Records
_ _ _ _

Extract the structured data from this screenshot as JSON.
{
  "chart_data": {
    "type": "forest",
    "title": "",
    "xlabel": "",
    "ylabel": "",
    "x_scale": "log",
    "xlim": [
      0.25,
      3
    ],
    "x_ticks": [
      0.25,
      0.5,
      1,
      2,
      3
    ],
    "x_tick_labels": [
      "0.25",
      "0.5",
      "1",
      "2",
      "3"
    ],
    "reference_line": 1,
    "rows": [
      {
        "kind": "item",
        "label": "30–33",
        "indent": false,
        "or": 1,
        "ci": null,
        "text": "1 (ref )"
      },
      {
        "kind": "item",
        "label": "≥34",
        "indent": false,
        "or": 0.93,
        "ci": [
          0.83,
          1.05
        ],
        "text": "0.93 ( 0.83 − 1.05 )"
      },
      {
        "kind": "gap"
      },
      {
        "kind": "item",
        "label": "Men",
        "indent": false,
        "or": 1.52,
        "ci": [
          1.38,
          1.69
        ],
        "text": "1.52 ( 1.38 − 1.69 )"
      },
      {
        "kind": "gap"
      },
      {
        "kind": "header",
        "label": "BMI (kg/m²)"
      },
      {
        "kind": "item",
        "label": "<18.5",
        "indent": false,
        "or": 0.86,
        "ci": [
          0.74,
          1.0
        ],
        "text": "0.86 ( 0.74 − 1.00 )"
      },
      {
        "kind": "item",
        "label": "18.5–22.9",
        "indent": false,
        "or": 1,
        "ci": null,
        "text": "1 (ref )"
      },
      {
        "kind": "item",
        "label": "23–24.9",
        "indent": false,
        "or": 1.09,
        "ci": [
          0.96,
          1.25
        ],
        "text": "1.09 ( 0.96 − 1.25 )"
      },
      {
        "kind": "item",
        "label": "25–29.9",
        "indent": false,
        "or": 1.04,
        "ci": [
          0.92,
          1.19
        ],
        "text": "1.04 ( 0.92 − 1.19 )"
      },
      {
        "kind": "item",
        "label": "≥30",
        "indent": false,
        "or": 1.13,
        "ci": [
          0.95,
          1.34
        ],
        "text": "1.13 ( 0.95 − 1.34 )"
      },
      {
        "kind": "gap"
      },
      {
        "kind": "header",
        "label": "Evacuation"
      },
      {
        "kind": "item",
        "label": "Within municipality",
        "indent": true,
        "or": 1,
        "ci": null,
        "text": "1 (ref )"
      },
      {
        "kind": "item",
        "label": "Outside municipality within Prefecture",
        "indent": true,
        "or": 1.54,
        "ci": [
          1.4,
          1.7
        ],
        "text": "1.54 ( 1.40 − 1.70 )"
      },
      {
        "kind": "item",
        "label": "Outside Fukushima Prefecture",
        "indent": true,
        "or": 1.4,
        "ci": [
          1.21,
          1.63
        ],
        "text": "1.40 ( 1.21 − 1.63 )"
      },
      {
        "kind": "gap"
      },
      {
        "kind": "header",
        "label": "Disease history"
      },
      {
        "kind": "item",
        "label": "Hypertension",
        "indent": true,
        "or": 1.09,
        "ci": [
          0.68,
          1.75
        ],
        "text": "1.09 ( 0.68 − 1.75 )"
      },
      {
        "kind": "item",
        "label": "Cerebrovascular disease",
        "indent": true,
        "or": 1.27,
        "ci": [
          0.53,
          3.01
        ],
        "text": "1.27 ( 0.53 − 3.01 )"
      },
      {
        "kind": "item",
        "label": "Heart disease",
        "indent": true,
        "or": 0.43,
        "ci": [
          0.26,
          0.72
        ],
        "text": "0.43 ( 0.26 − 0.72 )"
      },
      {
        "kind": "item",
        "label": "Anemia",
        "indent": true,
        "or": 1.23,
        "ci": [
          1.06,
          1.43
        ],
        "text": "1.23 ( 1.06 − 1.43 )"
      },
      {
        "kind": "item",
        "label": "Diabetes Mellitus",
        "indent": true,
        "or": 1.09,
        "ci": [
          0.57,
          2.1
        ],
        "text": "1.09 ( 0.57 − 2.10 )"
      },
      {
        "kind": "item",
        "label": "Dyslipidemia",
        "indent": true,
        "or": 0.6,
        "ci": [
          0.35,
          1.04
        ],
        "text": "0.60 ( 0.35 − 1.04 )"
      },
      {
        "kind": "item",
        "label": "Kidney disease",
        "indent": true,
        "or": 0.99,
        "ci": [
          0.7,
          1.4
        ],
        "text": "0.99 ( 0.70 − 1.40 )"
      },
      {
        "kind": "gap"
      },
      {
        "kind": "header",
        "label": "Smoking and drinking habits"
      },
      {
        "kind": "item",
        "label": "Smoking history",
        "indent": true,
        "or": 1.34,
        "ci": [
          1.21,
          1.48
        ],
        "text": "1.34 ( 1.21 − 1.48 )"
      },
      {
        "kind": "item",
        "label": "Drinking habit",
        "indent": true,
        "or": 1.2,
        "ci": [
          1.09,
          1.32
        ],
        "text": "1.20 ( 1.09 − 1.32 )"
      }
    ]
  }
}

_ _ _ _

*Exercise prompt*.
Show the lines of the records that include the string "Prefecture".

*Answer to this task*.
        "label": "Outside municipality within Prefecture",
        "label": "Outside Fukushima Prefecture",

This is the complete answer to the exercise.